** Begin SUPPLIED DATA **

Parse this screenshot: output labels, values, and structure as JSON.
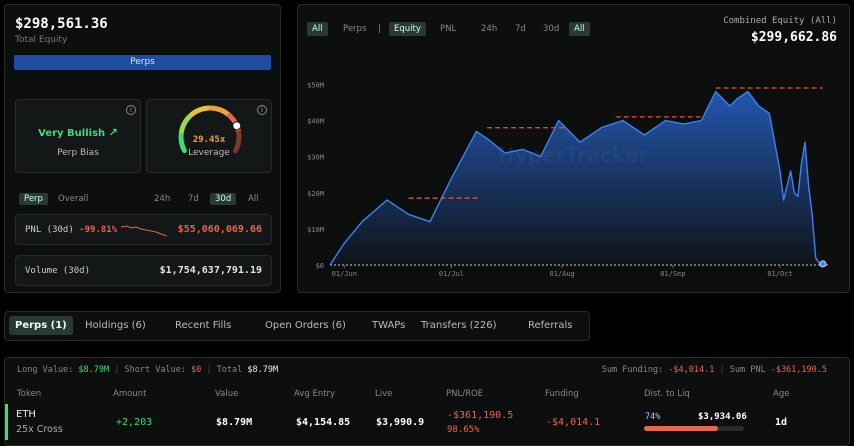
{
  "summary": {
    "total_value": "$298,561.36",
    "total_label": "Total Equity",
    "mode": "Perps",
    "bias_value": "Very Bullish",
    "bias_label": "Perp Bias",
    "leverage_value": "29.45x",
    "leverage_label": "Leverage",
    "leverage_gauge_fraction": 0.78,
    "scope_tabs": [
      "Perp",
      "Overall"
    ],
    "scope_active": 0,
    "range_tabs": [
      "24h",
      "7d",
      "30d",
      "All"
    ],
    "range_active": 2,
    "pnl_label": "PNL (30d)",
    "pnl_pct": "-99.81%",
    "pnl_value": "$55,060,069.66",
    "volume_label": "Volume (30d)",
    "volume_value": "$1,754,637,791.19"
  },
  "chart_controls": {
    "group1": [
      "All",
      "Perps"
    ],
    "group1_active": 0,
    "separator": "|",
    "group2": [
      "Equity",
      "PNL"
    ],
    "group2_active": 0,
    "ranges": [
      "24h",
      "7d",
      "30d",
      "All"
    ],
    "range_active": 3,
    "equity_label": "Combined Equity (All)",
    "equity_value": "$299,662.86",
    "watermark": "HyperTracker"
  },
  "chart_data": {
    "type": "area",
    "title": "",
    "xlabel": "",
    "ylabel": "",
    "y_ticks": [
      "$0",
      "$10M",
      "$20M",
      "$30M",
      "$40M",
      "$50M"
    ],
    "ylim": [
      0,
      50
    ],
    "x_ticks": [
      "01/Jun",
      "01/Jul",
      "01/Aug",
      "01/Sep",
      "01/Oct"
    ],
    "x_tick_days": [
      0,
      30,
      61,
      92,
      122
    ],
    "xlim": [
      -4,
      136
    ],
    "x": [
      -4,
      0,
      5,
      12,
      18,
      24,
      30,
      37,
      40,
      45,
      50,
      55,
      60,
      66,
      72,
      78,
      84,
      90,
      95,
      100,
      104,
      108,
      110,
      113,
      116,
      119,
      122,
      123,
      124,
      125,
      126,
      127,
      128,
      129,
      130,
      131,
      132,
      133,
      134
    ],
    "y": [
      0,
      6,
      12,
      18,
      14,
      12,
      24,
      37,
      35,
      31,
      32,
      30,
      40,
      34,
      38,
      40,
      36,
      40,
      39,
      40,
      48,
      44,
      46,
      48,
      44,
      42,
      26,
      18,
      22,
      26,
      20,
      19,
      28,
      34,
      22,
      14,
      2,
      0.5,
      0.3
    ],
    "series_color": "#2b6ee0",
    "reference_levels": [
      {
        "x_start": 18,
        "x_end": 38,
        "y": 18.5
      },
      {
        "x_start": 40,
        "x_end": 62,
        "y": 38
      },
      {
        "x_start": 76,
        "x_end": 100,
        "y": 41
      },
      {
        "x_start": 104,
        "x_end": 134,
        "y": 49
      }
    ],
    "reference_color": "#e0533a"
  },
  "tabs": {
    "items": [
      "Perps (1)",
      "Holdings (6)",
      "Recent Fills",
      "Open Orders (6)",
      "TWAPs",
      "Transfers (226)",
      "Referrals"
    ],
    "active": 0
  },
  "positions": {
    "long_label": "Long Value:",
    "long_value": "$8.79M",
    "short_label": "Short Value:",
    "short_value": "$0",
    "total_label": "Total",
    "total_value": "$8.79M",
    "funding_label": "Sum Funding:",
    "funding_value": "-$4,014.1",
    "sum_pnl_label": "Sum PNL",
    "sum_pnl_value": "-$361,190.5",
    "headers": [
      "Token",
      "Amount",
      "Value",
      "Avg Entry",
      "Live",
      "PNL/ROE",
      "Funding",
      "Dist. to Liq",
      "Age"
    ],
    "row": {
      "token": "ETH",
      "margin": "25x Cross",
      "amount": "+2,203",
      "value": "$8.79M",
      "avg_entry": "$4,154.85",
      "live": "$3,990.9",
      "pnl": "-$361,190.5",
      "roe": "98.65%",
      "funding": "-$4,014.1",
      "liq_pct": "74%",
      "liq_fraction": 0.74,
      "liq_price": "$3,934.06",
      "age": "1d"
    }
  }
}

** End SUPPLIED DATA **

- [DO THIS] Repeat the listing in full and exactly. Do not include any images.

- [SOLUTION FOR THIS EXERCISE]
Parse this screenshot: output labels, values, and structure as JSON.
{
  "summary": {
    "total_value": "$298,561.36",
    "total_label": "Total Equity",
    "mode": "Perps",
    "bias_value": "Very Bullish",
    "bias_label": "Perp Bias",
    "leverage_value": "29.45x",
    "leverage_label": "Leverage",
    "leverage_gauge_fraction": 0.78,
    "scope_tabs": [
      "Perp",
      "Overall"
    ],
    "scope_active": 0,
    "range_tabs": [
      "24h",
      "7d",
      "30d",
      "All"
    ],
    "range_active": 2,
    "pnl_label": "PNL (30d)",
    "pnl_pct": "-99.81%",
    "pnl_value": "$55,060,069.66",
    "volume_label": "Volume (30d)",
    "volume_value": "$1,754,637,791.19"
  },
  "chart_controls": {
    "group1": [
      "All",
      "Perps"
    ],
    "group1_active": 0,
    "separator": "|",
    "group2": [
      "Equity",
      "PNL"
    ],
    "group2_active": 0,
    "ranges": [
      "24h",
      "7d",
      "30d",
      "All"
    ],
    "range_active": 3,
    "equity_label": "Combined Equity (All)",
    "equity_value": "$299,662.86",
    "watermark": "HyperTracker"
  },
  "chart_data": {
    "type": "area",
    "title": "",
    "xlabel": "",
    "ylabel": "",
    "y_ticks": [
      "$0",
      "$10M",
      "$20M",
      "$30M",
      "$40M",
      "$50M"
    ],
    "ylim": [
      0,
      50
    ],
    "x_ticks": [
      "01/Jun",
      "01/Jul",
      "01/Aug",
      "01/Sep",
      "01/Oct"
    ],
    "x_tick_days": [
      0,
      30,
      61,
      92,
      122
    ],
    "xlim": [
      -4,
      136
    ],
    "x": [
      -4,
      0,
      5,
      12,
      18,
      24,
      30,
      37,
      40,
      45,
      50,
      55,
      60,
      66,
      72,
      78,
      84,
      90,
      95,
      100,
      104,
      108,
      110,
      113,
      116,
      119,
      122,
      123,
      124,
      125,
      126,
      127,
      128,
      129,
      130,
      131,
      132,
      133,
      134
    ],
    "y": [
      0,
      6,
      12,
      18,
      14,
      12,
      24,
      37,
      35,
      31,
      32,
      30,
      40,
      34,
      38,
      40,
      36,
      40,
      39,
      40,
      48,
      44,
      46,
      48,
      44,
      42,
      26,
      18,
      22,
      26,
      20,
      19,
      28,
      34,
      22,
      14,
      2,
      0.5,
      0.3
    ],
    "series_color": "#2b6ee0",
    "reference_levels": [
      {
        "x_start": 18,
        "x_end": 38,
        "y": 18.5
      },
      {
        "x_start": 40,
        "x_end": 62,
        "y": 38
      },
      {
        "x_start": 76,
        "x_end": 100,
        "y": 41
      },
      {
        "x_start": 104,
        "x_end": 134,
        "y": 49
      }
    ],
    "reference_color": "#e0533a"
  },
  "tabs": {
    "items": [
      "Perps (1)",
      "Holdings (6)",
      "Recent Fills",
      "Open Orders (6)",
      "TWAPs",
      "Transfers (226)",
      "Referrals"
    ],
    "active": 0
  },
  "positions": {
    "long_label": "Long Value:",
    "long_value": "$8.79M",
    "short_label": "Short Value:",
    "short_value": "$0",
    "total_label": "Total",
    "total_value": "$8.79M",
    "funding_label": "Sum Funding:",
    "funding_value": "-$4,014.1",
    "sum_pnl_label": "Sum PNL",
    "sum_pnl_value": "-$361,190.5",
    "headers": [
      "Token",
      "Amount",
      "Value",
      "Avg Entry",
      "Live",
      "PNL/ROE",
      "Funding",
      "Dist. to Liq",
      "Age"
    ],
    "row": {
      "token": "ETH",
      "margin": "25x Cross",
      "amount": "+2,203",
      "value": "$8.79M",
      "avg_entry": "$4,154.85",
      "live": "$3,990.9",
      "pnl": "-$361,190.5",
      "roe": "98.65%",
      "funding": "-$4,014.1",
      "liq_pct": "74%",
      "liq_fraction": 0.74,
      "liq_price": "$3,934.06",
      "age": "1d"
    }
  }
}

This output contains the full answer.